• Entries
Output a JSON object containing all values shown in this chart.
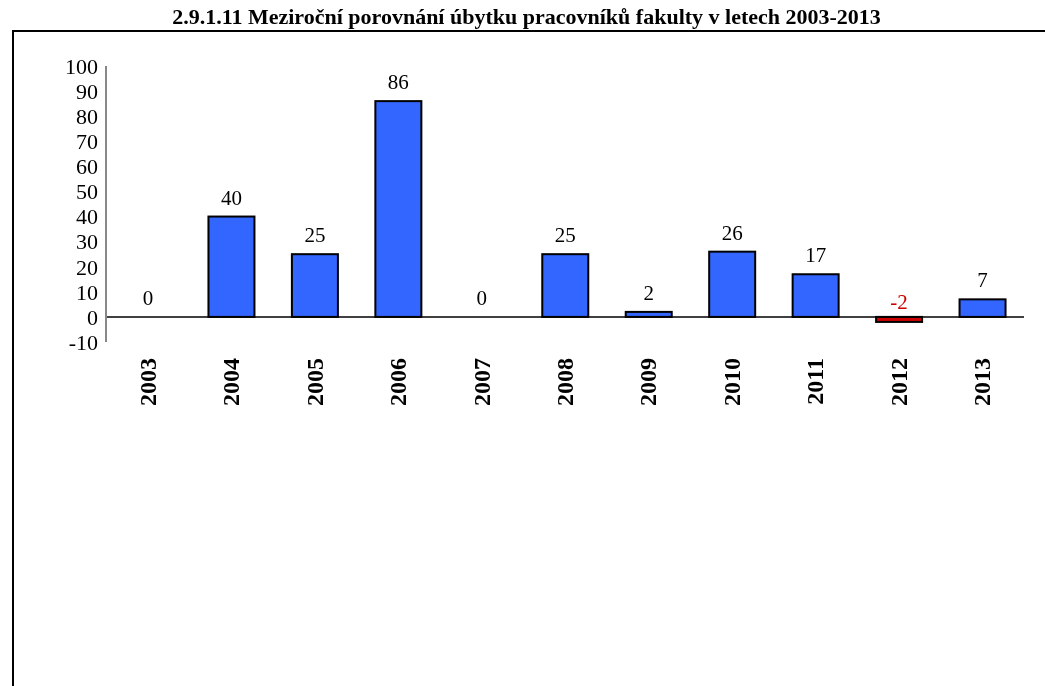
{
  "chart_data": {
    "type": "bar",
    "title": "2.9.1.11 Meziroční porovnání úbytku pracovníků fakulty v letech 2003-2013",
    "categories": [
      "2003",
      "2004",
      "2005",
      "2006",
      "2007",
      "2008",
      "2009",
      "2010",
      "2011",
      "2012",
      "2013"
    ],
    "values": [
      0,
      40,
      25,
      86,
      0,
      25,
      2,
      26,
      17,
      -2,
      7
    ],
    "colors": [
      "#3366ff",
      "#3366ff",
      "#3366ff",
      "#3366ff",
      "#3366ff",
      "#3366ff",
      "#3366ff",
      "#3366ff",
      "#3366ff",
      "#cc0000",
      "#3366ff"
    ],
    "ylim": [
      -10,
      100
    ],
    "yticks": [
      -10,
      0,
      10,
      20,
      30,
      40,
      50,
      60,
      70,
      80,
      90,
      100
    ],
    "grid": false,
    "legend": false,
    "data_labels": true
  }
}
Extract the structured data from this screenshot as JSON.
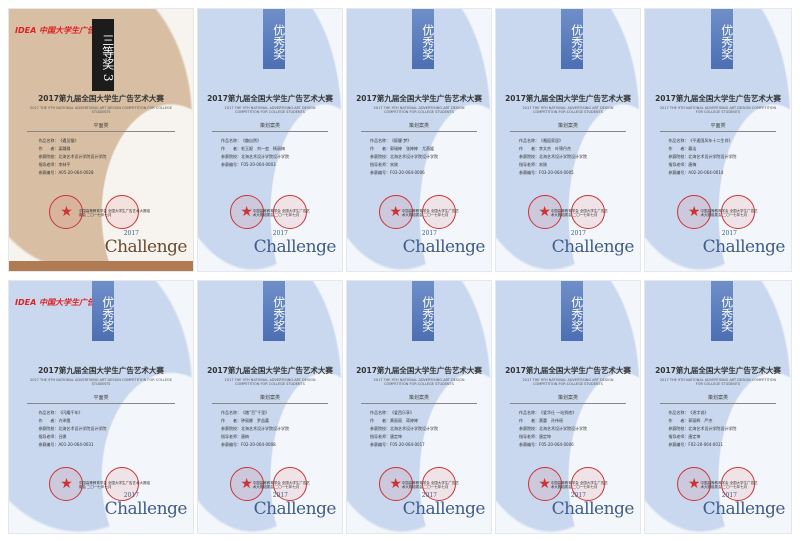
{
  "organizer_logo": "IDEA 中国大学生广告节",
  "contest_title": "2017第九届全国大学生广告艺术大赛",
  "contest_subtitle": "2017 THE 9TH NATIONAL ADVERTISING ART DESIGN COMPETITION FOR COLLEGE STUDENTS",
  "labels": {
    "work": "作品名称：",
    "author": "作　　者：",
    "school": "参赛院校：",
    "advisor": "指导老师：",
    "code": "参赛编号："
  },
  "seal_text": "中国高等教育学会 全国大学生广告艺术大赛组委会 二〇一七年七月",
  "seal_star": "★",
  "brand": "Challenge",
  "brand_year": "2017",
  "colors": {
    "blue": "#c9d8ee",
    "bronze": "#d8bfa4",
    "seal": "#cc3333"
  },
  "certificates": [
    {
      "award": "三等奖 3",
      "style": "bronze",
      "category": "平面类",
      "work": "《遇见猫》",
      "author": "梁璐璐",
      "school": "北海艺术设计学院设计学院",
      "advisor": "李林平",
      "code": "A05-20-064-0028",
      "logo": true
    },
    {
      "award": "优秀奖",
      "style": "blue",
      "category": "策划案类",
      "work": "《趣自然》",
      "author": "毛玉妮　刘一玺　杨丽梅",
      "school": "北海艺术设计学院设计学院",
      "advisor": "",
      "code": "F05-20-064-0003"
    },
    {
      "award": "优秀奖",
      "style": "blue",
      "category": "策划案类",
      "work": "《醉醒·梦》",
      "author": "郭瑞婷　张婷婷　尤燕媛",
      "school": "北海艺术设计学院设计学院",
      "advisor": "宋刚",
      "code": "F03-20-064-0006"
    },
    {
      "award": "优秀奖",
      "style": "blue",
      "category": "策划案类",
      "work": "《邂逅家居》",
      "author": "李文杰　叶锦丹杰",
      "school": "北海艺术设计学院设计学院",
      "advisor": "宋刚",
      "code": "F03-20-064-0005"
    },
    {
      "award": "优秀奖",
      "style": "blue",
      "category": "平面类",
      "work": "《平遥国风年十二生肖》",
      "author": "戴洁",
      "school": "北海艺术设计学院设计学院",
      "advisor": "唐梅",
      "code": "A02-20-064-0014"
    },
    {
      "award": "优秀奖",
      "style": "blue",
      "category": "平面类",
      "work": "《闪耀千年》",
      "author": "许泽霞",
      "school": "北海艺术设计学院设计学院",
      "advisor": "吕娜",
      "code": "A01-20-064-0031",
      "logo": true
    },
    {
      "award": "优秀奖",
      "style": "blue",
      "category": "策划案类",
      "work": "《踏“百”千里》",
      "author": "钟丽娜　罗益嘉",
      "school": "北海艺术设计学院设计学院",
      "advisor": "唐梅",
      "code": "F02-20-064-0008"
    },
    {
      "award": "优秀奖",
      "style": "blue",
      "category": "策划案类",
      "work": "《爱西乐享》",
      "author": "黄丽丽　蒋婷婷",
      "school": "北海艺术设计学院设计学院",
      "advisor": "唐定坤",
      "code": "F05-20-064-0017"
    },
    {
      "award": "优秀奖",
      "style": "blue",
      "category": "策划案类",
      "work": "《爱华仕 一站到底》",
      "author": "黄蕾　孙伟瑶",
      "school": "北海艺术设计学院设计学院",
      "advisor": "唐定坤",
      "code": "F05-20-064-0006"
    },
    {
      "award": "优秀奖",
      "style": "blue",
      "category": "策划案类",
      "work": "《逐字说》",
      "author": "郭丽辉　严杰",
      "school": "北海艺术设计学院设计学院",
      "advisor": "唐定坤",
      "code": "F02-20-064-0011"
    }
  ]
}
---
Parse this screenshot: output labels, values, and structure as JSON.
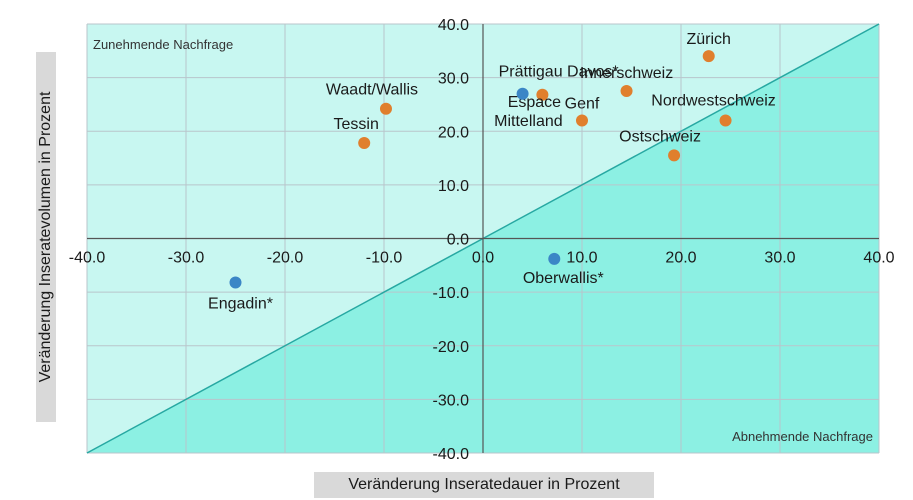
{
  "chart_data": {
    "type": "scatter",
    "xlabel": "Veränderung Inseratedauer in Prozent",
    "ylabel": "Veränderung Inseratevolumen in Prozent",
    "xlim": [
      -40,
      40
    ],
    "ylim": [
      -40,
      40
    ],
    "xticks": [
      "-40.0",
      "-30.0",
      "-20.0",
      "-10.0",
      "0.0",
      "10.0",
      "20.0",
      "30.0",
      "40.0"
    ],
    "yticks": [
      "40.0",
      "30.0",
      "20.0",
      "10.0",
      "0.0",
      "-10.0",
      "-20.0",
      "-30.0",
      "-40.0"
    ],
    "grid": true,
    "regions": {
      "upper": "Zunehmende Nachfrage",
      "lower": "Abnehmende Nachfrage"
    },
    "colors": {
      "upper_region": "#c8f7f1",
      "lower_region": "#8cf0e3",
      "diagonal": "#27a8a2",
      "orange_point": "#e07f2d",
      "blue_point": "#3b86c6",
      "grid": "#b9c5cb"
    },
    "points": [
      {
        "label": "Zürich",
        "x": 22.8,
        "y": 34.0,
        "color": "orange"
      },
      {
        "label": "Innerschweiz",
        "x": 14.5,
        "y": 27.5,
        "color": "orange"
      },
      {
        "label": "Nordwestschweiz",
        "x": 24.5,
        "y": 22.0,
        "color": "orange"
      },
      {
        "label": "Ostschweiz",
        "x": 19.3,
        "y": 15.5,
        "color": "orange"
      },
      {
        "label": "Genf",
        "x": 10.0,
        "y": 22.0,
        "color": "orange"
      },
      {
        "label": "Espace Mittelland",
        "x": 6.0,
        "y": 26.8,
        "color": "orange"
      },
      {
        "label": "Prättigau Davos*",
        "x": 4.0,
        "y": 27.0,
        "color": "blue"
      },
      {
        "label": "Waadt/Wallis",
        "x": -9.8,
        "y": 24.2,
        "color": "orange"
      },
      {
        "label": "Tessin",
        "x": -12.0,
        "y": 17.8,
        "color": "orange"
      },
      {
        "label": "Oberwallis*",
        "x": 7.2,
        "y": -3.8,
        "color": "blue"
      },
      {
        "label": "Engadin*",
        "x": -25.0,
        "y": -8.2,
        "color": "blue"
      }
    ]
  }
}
...
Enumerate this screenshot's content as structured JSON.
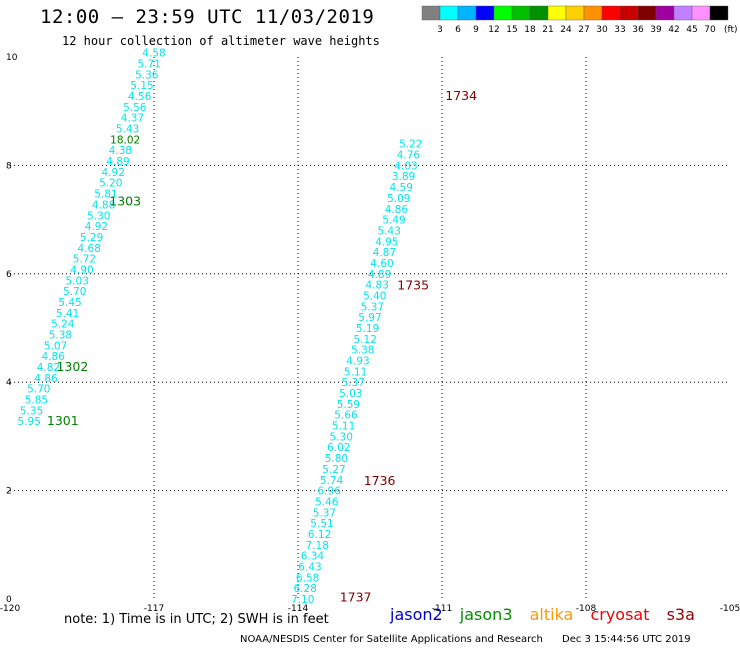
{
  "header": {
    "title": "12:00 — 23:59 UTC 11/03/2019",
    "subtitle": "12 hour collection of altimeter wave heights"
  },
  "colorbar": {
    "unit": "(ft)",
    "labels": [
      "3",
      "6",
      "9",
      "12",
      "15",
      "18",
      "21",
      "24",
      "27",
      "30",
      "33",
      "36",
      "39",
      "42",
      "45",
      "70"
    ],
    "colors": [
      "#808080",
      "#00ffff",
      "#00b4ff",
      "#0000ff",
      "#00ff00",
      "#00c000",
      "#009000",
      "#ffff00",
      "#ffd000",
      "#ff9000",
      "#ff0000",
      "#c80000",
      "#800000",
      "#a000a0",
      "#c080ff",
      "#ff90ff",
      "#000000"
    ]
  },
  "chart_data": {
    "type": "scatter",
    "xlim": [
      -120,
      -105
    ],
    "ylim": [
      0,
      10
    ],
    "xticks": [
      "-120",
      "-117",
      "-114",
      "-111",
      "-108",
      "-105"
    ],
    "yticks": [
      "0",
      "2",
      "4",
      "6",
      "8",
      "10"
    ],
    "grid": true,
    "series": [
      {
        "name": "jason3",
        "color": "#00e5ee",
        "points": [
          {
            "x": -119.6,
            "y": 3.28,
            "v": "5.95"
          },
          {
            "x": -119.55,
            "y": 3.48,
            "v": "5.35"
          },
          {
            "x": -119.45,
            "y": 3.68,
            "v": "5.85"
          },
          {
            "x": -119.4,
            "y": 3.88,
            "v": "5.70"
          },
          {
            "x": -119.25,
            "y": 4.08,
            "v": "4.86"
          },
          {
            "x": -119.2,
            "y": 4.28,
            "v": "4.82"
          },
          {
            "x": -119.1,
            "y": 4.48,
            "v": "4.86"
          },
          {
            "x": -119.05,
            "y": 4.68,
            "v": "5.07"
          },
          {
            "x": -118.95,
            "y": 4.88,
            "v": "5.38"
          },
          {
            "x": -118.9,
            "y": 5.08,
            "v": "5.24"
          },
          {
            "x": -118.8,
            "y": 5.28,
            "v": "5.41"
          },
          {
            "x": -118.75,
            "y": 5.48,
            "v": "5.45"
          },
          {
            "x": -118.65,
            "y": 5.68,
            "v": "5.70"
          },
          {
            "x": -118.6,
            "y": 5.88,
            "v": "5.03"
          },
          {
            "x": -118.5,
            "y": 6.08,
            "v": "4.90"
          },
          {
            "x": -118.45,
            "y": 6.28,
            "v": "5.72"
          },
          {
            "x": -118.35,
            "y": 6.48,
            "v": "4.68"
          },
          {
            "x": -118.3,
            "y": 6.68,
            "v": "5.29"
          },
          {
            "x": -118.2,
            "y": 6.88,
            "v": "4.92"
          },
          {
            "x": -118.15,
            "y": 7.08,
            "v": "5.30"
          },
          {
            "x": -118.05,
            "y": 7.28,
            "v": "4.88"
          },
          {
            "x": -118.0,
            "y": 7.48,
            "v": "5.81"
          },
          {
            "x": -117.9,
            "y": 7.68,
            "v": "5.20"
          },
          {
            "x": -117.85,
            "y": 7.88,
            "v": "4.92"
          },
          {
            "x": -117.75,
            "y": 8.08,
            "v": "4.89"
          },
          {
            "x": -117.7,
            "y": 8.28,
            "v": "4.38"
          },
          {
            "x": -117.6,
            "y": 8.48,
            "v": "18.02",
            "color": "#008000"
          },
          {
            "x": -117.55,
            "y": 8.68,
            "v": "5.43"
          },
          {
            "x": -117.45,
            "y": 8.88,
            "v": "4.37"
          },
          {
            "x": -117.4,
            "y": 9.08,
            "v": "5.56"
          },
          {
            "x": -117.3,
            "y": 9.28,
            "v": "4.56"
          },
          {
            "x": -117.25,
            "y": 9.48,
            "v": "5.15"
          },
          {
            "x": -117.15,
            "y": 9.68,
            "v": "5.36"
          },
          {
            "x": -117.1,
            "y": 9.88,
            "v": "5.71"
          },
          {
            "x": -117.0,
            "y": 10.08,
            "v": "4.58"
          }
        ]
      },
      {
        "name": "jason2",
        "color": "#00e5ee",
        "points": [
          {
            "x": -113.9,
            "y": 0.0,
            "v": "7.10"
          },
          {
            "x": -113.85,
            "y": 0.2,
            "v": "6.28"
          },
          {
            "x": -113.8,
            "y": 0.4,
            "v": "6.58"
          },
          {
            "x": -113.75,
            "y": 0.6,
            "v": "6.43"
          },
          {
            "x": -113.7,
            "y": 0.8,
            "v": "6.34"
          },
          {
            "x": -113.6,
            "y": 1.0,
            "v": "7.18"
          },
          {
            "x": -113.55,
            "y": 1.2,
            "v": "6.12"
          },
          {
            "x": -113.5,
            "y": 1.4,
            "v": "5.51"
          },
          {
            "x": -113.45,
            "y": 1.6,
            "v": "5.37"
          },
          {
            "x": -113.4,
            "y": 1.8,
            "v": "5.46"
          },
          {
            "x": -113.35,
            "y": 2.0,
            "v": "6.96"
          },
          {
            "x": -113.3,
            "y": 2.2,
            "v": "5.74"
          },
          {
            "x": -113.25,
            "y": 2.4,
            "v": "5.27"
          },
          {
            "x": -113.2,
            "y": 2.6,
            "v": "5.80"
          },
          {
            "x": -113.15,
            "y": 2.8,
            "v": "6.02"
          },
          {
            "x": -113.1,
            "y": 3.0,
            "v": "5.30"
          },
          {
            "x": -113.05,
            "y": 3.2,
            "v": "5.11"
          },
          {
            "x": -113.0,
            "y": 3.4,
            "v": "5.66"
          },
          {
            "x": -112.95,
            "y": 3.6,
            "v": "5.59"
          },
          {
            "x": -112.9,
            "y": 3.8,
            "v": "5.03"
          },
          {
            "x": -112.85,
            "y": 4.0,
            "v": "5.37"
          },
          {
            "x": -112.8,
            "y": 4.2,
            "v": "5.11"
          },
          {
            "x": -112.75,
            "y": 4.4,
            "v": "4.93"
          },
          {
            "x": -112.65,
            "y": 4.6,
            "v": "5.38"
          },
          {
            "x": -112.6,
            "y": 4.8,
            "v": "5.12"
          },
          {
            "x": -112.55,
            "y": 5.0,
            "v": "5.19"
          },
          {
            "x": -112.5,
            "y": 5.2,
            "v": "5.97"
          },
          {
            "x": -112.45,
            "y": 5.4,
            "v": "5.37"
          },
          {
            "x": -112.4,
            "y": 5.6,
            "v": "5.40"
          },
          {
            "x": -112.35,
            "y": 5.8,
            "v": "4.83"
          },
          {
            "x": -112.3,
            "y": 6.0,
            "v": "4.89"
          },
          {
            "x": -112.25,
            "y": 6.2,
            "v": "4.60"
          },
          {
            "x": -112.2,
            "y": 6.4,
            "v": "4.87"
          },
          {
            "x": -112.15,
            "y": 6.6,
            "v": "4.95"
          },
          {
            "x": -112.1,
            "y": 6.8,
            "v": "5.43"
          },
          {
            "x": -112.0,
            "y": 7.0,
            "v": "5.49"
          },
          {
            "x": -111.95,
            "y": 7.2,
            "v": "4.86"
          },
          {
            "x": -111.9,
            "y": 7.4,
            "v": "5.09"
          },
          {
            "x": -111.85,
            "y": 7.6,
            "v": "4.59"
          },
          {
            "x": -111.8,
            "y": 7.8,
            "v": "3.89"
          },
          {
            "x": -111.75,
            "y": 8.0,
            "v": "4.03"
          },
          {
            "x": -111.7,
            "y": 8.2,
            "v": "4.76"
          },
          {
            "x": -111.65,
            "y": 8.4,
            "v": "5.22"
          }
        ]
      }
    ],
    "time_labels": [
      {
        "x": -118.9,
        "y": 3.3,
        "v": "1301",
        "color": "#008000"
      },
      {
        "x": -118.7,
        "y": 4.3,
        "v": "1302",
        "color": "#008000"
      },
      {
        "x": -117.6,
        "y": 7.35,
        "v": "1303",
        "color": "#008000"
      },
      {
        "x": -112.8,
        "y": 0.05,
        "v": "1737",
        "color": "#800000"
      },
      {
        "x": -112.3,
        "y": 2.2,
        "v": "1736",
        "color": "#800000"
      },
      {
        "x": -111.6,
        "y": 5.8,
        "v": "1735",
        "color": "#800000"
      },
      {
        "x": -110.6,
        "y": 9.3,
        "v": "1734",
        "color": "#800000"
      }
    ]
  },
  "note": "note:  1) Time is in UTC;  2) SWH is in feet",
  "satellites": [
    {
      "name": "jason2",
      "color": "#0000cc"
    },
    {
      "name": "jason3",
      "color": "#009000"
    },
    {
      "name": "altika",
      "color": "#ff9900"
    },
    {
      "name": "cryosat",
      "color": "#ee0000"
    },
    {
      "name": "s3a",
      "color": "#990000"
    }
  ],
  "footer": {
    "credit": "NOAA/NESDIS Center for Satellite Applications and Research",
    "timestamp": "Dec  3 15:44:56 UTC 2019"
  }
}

• Task
Copy every line of the data that holds the string "JSON".

• Written answer
Output a JSON object containing all values shown in this chart.
Extract the structured data from this screenshot as JSON.
Parse this screenshot: output labels, values, and structure as JSON.
Enumerate this screenshot's content as structured JSON.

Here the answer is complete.